Quoted passage —
=-=-=-=-=

Unless this is very new, I have never had problems getting 123's in the mail. Nor have I heard of anyone else having trouble.

Reminds me of a scene in a movie that went something like "How did you know I was lying?" "Your lips were moving."

If you're typing, you're trolling.


----------



## Handlobraesing (Apr 2, 2008)

Khaytsus said:


> Unless this is very new, I have never had problems getting 123's in the mail. Nor have I heard of anyone else having trouble.
> 
> Reminds me of a scene in a movie that went something like "How did you know I was lying?" "Your lips were moving."
> 
> If you're typing, you're trolling.



1. Yes it is very new. This law was made specifically to counter relatively recent incidents involving lithium battery accidents in transit. 

2. They don't open up mail that often. Chances are you can mail cyanide in the mail and it would have the same success rate as mailing table salt, yet very illegal.


----------



## WadeF (Apr 2, 2008)

Good thing I never mail CR123's, if this is true. I'll let the dealers worry about how to deal with this when the time comes, if this is true. I'm pretty set with rechargabes, which the TK10 can take, so I'm not too worried about it. Also there is already a topic going on about this, so I'm not sure why it was brought up here taking this off topic.


----------



## Marduke (Apr 2, 2008)

WadeF said:


> Good thing I never mail CR123's, if this is true. I'll let the dealers worry about how to deal with this when the time comes, if this is true. I'm pretty set with rechargabes, which the TK10 can take, so I'm not too worried about it. *Also there is already a topic going on about this, so I'm not sure why it was brought up here taking this off topic.*



It's called trolling.

=-=-=-=-=

(Entries for boxed elements)
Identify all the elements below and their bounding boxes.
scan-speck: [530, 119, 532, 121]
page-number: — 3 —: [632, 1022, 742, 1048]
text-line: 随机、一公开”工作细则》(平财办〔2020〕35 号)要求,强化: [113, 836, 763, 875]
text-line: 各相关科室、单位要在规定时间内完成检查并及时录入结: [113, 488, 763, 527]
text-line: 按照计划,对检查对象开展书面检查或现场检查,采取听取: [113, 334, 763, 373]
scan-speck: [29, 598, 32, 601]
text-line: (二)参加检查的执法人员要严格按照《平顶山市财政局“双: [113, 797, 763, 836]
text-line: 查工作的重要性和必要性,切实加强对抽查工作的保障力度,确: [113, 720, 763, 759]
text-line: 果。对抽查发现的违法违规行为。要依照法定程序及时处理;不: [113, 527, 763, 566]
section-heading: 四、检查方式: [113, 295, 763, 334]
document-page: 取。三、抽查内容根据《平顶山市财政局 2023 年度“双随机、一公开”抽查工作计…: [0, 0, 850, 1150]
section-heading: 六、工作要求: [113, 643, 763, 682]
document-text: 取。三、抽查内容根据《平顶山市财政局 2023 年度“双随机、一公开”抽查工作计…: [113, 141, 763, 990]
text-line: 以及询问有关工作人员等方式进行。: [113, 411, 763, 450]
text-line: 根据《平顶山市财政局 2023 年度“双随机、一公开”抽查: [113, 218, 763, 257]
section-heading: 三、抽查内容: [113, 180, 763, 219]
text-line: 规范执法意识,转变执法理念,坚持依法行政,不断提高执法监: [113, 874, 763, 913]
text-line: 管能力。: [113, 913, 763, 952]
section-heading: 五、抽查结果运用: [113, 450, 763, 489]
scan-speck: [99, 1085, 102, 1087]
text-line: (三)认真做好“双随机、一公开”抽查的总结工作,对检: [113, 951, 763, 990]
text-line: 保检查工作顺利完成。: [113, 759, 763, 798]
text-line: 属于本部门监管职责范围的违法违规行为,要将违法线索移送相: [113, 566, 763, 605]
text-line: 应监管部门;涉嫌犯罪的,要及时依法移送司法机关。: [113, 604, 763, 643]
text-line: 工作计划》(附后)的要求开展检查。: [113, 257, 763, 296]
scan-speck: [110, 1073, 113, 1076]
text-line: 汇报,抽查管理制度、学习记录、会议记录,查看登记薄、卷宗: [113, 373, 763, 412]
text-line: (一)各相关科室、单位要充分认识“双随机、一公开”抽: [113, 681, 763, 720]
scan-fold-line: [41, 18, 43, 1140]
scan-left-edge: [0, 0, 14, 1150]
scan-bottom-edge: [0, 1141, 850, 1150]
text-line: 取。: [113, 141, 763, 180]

=-=-=-=-=

Challenges —
a – Rewrite the part of the forum thread starting with "## Marduke (Apr" and going on through "It's called trolling.", switching "dealers" to "retailers".
b – Answer these questions using the forum thread.
(i) According to Handlobraesing, what kind of recent incidents was the law made to counter?
(ii) Which light does WadeF say can take rechargeables?
(iii) What does Marduke call bringing the topic up in this thread?
c – Carry on the forum thread about mailing CR123 batteries from the point where it stops.
The data above were taken from a source separate from the forum thread.

Answers to the tasks —
a –
## Marduke (Apr 2, 2008)

WadeF said:


> Good thing I never mail CR123's, if this is true. I'll let the retailers worry about how to deal with this when the time comes, if this is true. I'm pretty set with rechargabes, which the TK10 can take, so I'm not too worried about it. *Also there is already a topic going on about this, so I'm not sure why it was brought up here taking this off topic.*



It's called trolling.

b –
(i) Lithium battery accidents in transit.
(ii) The TK10.
(iii) Trolling.

c –
----------



## wishywashy7 (Apr 2, 2008)

here we go again


----------



## js (Apr 2, 2008)

Handlobraesing,

This isn't the place to be consciousness-raising regarding the US legal codes and lithium batteries. Take this concern/discussion to another thread, please.

Everyone else,

Please continue on with your regularly scheduled conversation!


----------



## Wattnot (Apr 2, 2008)

WadeF said:


> Good thing I never mail CR123's, if this is true. I'll let the dealers worry about how to deal with this when the time comes, if this is true. I'm pretty set with rechargabes, which the TK10 can take, so I'm not too worried about it. Also there is already a topic going on about this, so I'm not sure why it was brought up here taking this off topic.


 

It's not true. The regulations he is referring to do NOT apply to CR123's because of their per cell lithium content by gram. Hopefully we will be able to get back to topic. I verified this on the USPS site and followed it up with a phone call to them.


----------



## Handlobraesing (Apr 2, 2008)

Wattnot said:


> It's not true.



Sir, 
your counter-argument is gladly entertained with supporting documents. The official USPS sources I cited do not beat around the bush. It says in clear English using the term "prohibited". 



> The regulations he is referring to do NOT apply to CR123's because of their per cell lithium content by gram. Hopefully we will be able to get back to topic. I verified this on the USPS site and followed it up with a phone call to them.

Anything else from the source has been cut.